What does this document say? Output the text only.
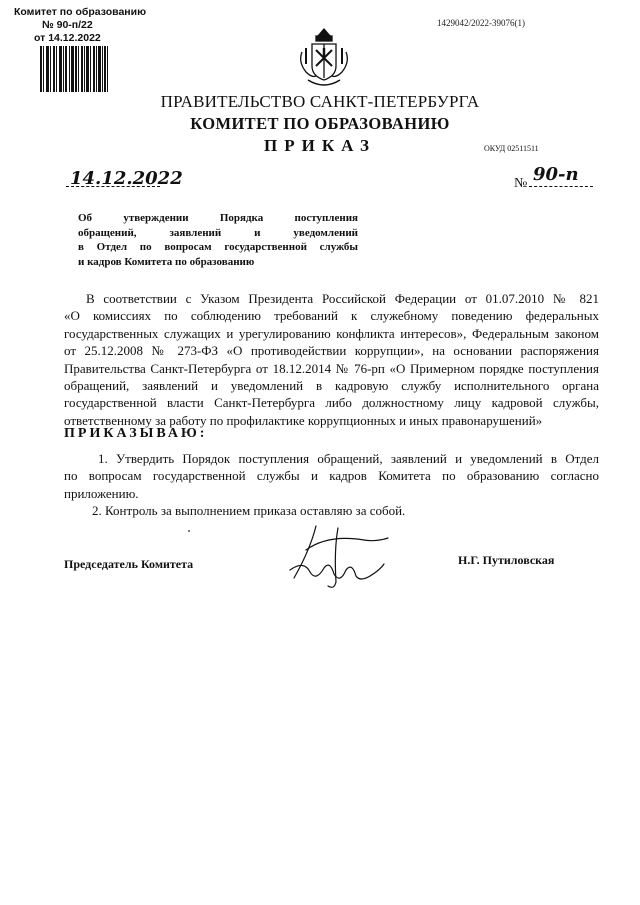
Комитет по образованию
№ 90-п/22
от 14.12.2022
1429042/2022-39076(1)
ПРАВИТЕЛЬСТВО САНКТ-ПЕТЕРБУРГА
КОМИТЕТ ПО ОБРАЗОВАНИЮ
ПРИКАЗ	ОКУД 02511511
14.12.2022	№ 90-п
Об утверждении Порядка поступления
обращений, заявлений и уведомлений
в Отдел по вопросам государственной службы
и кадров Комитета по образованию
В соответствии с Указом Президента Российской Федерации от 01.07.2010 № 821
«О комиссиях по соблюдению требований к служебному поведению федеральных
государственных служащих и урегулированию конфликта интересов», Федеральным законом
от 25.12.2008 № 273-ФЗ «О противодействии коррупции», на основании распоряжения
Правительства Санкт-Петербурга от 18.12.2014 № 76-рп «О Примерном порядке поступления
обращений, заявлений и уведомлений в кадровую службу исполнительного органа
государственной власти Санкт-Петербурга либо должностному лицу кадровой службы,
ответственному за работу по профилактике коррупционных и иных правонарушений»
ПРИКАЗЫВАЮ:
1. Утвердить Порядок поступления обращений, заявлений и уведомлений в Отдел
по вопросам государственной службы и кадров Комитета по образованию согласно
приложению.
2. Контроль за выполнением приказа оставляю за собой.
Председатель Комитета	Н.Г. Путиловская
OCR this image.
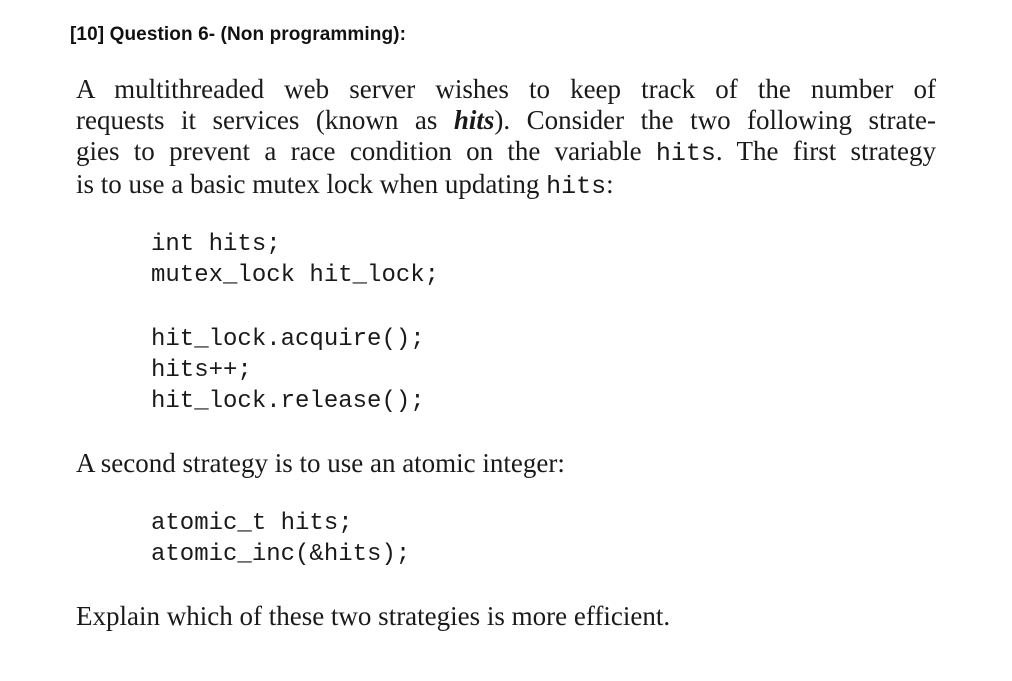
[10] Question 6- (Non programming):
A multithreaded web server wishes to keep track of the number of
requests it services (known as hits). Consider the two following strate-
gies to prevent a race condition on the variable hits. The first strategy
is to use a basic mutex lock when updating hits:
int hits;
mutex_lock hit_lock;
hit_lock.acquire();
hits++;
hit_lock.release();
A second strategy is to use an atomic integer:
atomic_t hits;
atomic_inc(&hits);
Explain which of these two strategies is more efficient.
---------------
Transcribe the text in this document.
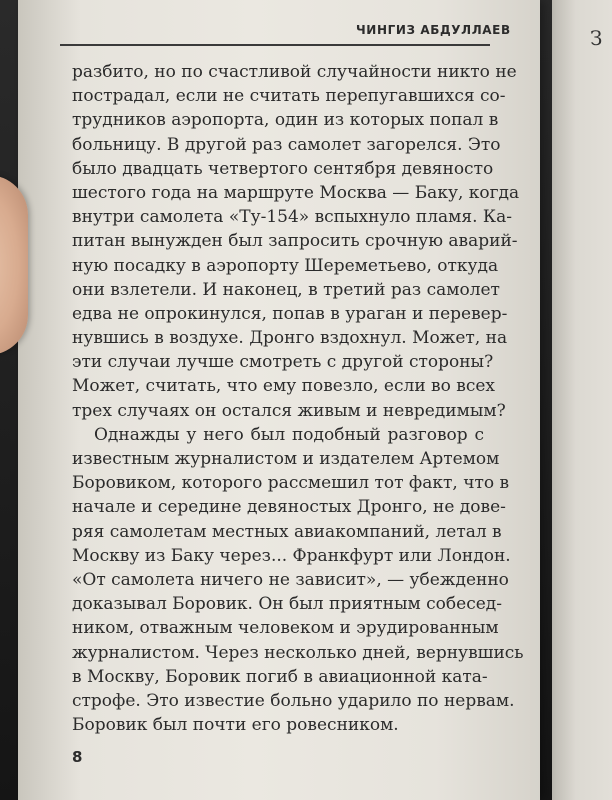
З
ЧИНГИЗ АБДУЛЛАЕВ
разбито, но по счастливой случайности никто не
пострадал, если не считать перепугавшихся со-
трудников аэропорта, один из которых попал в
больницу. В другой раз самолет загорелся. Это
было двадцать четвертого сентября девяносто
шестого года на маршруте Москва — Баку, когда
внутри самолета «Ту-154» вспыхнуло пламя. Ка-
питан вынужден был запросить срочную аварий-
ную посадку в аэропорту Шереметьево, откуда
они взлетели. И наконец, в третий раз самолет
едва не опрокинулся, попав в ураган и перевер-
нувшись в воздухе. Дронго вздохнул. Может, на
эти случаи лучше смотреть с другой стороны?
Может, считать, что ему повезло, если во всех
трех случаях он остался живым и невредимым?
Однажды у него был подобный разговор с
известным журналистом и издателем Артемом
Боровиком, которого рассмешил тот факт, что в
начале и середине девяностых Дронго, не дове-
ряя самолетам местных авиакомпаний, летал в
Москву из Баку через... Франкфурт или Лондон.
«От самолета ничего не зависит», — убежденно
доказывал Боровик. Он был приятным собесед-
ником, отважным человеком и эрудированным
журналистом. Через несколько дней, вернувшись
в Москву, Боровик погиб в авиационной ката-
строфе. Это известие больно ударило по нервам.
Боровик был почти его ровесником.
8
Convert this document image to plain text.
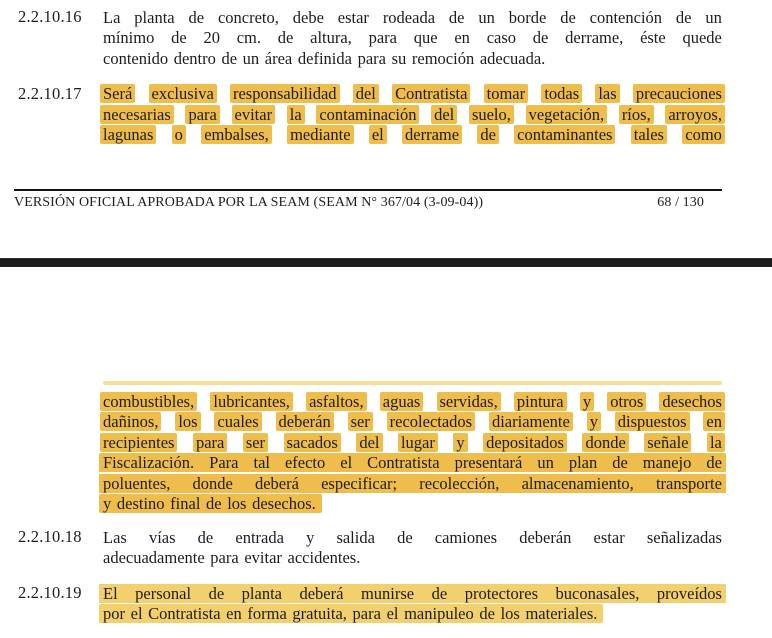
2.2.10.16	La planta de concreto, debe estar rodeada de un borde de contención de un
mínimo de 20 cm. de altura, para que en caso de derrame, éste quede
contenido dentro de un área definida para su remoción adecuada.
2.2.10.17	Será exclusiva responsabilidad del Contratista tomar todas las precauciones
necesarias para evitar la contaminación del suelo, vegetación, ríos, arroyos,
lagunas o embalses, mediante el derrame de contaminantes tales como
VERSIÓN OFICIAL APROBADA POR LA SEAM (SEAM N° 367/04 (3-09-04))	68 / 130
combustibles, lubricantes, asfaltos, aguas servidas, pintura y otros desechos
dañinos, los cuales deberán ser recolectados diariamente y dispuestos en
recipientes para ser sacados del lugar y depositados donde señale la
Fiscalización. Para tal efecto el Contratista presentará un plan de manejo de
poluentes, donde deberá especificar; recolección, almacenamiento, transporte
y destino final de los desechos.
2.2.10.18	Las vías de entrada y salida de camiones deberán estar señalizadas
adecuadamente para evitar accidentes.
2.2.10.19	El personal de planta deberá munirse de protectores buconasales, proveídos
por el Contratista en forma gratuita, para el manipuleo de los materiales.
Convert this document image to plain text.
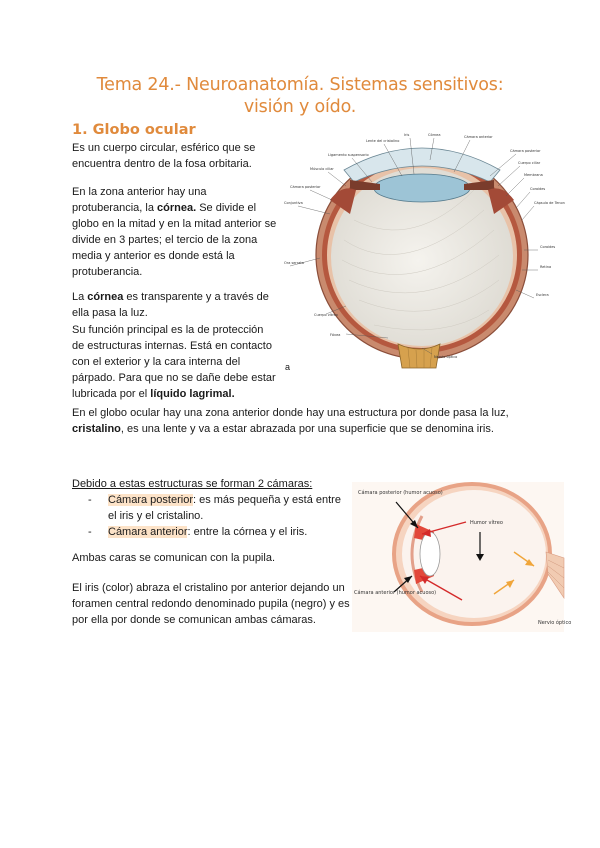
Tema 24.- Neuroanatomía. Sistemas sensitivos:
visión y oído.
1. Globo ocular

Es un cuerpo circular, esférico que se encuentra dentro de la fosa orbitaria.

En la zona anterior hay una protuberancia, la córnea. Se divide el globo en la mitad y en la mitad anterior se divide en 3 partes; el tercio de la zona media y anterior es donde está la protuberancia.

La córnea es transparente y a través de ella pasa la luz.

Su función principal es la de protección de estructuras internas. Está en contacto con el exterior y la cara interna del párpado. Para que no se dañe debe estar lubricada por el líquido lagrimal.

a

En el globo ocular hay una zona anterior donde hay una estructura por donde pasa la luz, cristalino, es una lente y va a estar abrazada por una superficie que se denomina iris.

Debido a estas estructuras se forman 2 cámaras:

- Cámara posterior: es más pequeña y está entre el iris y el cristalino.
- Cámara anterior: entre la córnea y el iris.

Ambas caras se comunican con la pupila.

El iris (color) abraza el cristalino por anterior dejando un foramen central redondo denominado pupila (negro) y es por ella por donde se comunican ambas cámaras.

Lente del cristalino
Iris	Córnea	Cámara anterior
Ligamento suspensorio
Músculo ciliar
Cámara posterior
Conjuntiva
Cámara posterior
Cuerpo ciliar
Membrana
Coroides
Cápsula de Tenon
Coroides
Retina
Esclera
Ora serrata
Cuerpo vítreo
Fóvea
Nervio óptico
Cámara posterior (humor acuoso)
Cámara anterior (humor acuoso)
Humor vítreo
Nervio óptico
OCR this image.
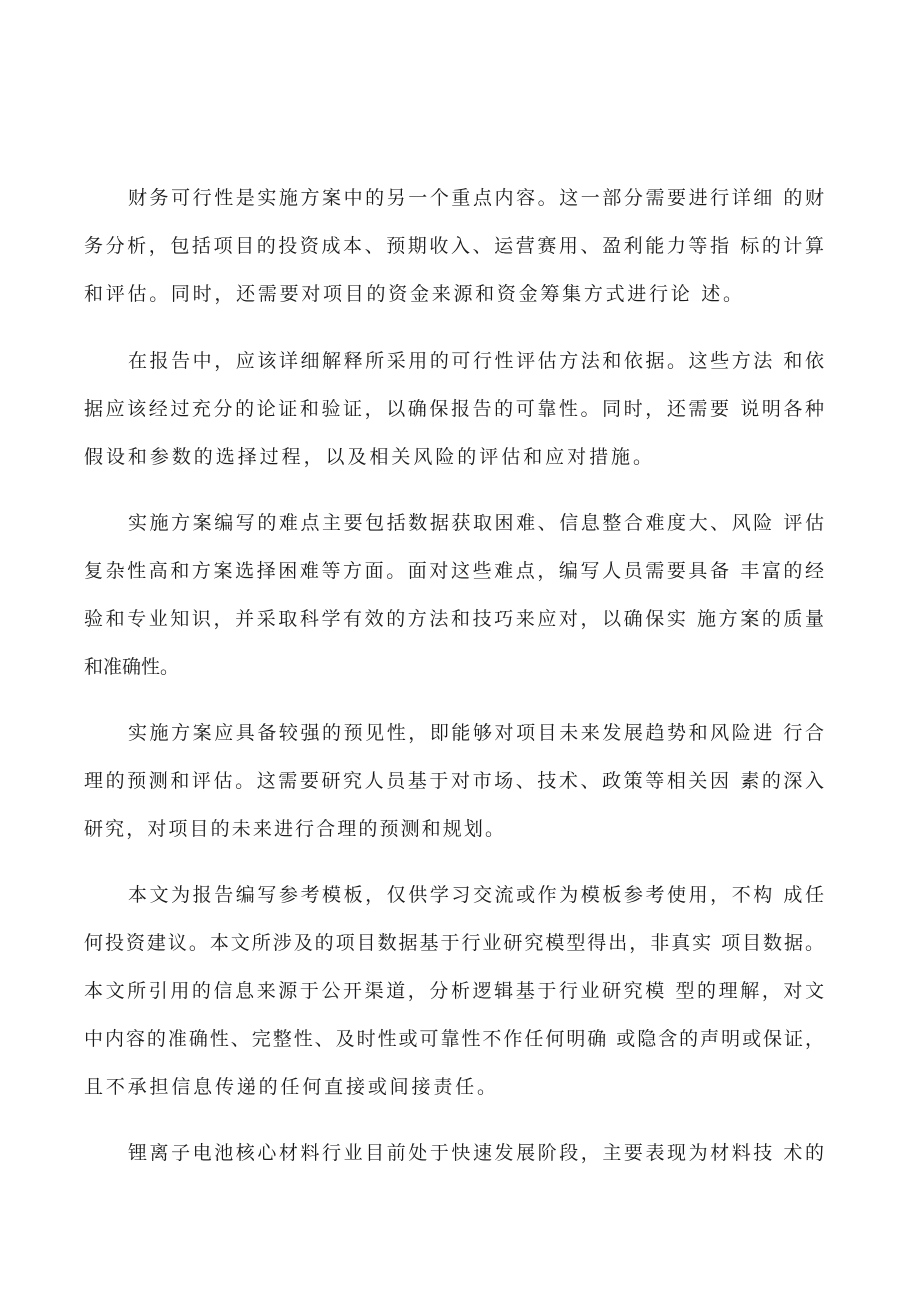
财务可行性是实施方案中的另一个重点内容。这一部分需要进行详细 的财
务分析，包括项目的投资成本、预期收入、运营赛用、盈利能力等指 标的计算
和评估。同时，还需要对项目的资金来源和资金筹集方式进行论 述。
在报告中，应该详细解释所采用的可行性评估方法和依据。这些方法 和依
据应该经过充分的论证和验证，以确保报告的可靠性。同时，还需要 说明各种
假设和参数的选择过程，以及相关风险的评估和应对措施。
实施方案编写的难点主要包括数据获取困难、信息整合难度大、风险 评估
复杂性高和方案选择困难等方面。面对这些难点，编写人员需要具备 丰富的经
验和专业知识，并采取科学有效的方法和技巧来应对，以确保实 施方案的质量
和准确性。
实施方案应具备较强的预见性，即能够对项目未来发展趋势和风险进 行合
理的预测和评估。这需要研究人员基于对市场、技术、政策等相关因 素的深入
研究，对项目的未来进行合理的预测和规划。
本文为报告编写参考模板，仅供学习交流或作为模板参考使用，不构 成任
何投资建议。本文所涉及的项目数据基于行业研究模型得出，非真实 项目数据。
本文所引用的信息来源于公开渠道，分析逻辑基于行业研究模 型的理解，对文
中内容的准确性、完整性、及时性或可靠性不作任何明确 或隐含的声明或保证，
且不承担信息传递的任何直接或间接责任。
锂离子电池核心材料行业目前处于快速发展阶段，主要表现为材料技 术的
---------------
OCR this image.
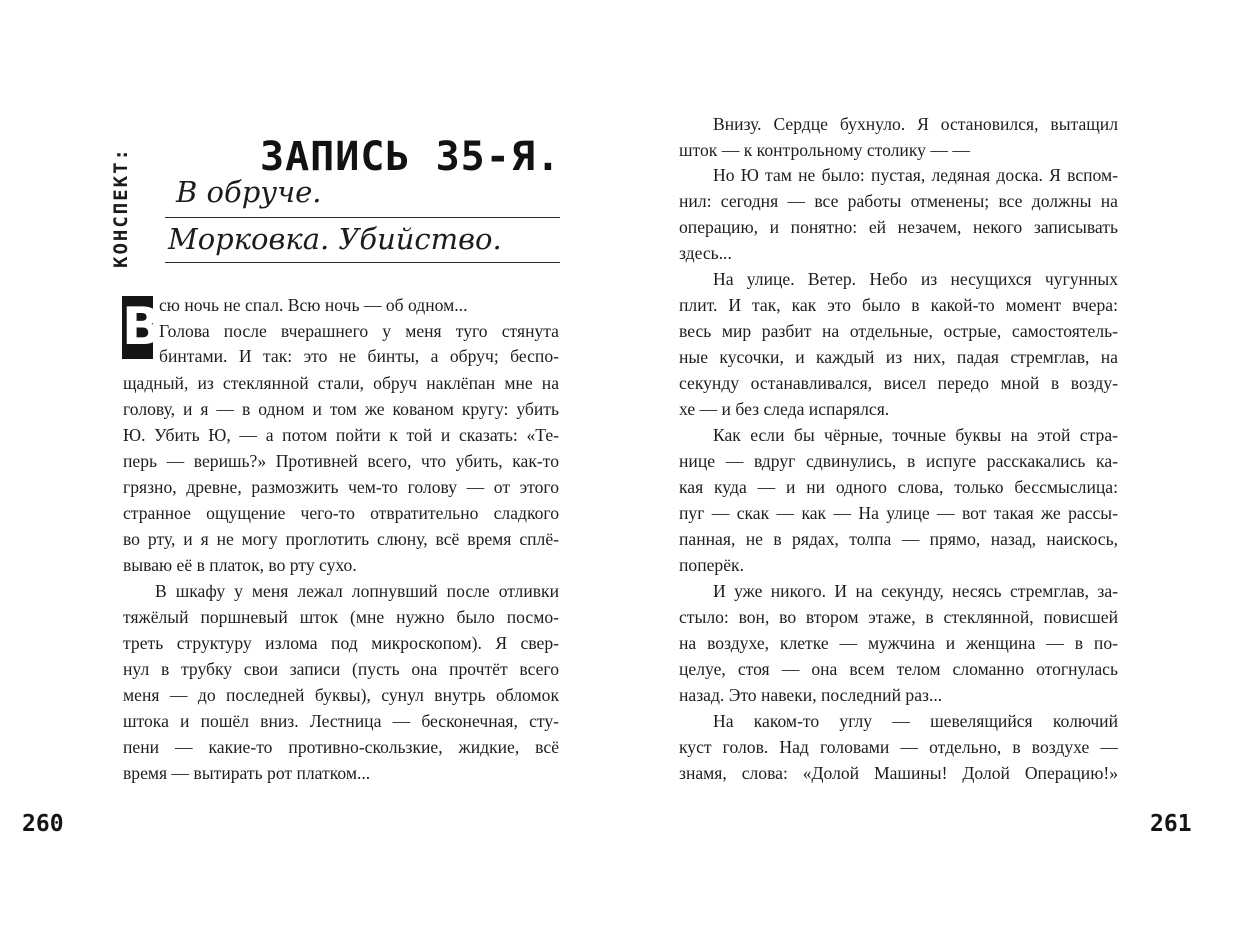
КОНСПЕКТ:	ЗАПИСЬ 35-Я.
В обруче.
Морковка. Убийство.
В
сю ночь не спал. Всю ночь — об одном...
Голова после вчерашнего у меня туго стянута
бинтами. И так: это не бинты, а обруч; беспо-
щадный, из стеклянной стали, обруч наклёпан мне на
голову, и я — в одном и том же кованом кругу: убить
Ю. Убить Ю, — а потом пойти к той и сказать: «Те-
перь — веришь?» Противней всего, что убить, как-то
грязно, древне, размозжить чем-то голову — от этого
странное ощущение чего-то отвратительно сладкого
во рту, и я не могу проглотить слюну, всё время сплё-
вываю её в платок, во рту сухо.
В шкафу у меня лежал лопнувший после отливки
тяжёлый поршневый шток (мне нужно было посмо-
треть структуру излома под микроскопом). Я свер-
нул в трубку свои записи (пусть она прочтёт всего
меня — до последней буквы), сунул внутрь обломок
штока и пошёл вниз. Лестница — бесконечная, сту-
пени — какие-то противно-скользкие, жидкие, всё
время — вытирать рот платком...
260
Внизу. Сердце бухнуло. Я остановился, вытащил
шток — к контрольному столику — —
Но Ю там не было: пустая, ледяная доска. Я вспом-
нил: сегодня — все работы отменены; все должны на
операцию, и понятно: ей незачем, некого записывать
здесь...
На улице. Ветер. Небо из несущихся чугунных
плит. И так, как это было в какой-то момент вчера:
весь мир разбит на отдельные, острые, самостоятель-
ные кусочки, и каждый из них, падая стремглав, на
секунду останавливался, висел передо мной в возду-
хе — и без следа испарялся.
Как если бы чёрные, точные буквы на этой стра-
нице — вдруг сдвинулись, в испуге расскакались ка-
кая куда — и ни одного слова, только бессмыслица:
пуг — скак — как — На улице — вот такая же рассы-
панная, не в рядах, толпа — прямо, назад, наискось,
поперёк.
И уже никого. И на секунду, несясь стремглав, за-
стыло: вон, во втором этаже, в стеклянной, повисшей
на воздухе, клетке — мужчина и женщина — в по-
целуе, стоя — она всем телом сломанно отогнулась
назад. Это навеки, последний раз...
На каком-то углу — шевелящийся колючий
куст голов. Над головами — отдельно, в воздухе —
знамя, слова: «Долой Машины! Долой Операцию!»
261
---------------
Exercise: Go through the records and gather the lines that hold "text".

Solution to this problem:
What does this document say? Output the text only.
Transcribe the text in this document.
Convert this document image to plain text.
Convert this document image to plain text.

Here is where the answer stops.